Render the lines from the start of the material through the line that contains "square-f8[interactable]: ♜ —", inclusive, as a numbered list, leaving out any blank lines.

[begin Records provided]

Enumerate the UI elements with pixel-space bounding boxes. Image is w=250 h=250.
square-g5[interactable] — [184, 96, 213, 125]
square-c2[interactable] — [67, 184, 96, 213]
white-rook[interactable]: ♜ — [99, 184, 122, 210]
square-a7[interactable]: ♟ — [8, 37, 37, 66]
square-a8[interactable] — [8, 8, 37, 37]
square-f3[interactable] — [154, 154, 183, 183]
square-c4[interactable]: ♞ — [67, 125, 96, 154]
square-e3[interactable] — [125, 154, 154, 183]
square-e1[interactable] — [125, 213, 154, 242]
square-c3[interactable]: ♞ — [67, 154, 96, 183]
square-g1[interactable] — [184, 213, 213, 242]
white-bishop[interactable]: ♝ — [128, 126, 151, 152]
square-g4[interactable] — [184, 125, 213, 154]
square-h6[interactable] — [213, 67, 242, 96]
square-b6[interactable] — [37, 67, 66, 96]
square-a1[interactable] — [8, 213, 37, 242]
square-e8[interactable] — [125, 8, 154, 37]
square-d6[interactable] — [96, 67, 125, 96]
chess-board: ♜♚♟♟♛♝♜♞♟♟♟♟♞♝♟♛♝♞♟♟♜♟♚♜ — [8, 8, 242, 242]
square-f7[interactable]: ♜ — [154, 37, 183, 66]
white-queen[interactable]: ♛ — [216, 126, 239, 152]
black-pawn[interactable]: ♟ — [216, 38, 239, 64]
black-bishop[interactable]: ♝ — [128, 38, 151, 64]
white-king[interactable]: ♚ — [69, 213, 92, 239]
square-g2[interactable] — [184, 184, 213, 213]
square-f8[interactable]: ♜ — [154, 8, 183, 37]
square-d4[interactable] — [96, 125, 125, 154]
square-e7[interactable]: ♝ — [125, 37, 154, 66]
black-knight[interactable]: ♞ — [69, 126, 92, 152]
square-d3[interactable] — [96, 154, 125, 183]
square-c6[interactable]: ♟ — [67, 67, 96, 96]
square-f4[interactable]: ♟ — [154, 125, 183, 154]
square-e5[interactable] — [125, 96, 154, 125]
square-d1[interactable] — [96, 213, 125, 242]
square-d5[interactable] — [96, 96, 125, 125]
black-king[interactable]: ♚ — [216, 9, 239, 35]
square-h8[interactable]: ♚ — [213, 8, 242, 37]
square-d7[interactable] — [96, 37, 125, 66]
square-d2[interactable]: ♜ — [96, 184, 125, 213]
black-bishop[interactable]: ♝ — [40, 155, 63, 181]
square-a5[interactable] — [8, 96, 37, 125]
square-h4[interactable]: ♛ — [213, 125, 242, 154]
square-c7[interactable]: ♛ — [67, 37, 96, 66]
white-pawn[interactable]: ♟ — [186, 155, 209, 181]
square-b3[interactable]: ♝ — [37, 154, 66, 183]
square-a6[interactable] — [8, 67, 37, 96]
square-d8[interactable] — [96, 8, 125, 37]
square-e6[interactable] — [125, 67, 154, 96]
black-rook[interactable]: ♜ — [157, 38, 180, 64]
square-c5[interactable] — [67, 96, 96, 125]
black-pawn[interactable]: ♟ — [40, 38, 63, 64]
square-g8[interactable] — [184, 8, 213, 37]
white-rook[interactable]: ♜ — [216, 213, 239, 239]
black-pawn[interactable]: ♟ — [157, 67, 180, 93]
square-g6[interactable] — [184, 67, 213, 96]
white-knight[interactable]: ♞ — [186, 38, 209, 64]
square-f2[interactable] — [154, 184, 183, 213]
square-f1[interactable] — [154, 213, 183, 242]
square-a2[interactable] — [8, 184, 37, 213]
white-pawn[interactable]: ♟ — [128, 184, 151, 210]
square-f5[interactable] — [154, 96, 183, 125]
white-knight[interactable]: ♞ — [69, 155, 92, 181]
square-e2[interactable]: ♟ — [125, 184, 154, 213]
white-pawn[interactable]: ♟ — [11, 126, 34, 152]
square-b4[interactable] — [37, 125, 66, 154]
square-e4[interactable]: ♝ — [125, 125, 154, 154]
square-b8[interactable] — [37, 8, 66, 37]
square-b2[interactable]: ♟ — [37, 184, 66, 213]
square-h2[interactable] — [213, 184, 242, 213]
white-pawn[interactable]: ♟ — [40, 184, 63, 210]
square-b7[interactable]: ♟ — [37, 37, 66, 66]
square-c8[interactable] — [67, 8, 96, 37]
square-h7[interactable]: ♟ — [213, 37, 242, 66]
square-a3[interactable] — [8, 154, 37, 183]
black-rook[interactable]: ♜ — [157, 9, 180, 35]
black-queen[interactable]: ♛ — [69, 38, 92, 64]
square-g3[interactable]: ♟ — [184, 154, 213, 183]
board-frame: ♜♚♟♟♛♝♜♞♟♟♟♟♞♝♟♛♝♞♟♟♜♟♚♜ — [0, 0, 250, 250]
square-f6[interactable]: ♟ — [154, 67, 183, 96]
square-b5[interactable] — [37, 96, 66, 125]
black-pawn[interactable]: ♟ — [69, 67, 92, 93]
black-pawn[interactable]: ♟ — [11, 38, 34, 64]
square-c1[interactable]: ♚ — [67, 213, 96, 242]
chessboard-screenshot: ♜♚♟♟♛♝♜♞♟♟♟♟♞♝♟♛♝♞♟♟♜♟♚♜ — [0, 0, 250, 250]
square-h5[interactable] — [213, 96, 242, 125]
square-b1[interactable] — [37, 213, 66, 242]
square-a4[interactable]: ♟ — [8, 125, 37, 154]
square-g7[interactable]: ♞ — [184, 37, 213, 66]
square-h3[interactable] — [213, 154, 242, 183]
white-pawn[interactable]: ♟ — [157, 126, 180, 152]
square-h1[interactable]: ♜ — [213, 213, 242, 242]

[end Records provided]

Reply:
1. Enumerate the UI elements with pixel-space bounding boxes. Image is w=250 h=250.
2. square-g5[interactable] — [184, 96, 213, 125]
3. square-c2[interactable] — [67, 184, 96, 213]
4. white-rook[interactable]: ♜ — [99, 184, 122, 210]
5. square-a7[interactable]: ♟ — [8, 37, 37, 66]
6. square-a8[interactable] — [8, 8, 37, 37]
7. square-f3[interactable] — [154, 154, 183, 183]
8. square-c4[interactable]: ♞ — [67, 125, 96, 154]
9. square-e3[interactable] — [125, 154, 154, 183]
10. square-e1[interactable] — [125, 213, 154, 242]
11. square-c3[interactable]: ♞ — [67, 154, 96, 183]
12. square-g1[interactable] — [184, 213, 213, 242]
13. white-bishop[interactable]: ♝ — [128, 126, 151, 152]
14. square-g4[interactable] — [184, 125, 213, 154]
15. square-h6[interactable] — [213, 67, 242, 96]
16. square-b6[interactable] — [37, 67, 66, 96]
17. square-a1[interactable] — [8, 213, 37, 242]
18. square-e8[interactable] — [125, 8, 154, 37]
19. square-d6[interactable] — [96, 67, 125, 96]
20. chess-board: ♜♚♟♟♛♝♜♞♟♟♟♟♞♝♟♛♝♞♟♟♜♟♚♜ — [8, 8, 242, 242]
21. square-f7[interactable]: ♜ — [154, 37, 183, 66]
22. white-queen[interactable]: ♛ — [216, 126, 239, 152]
23. black-pawn[interactable]: ♟ — [216, 38, 239, 64]
24. black-bishop[interactable]: ♝ — [128, 38, 151, 64]
25. white-king[interactable]: ♚ — [69, 213, 92, 239]
26. square-g2[interactable] — [184, 184, 213, 213]
27. square-f8[interactable]: ♜ — [154, 8, 183, 37]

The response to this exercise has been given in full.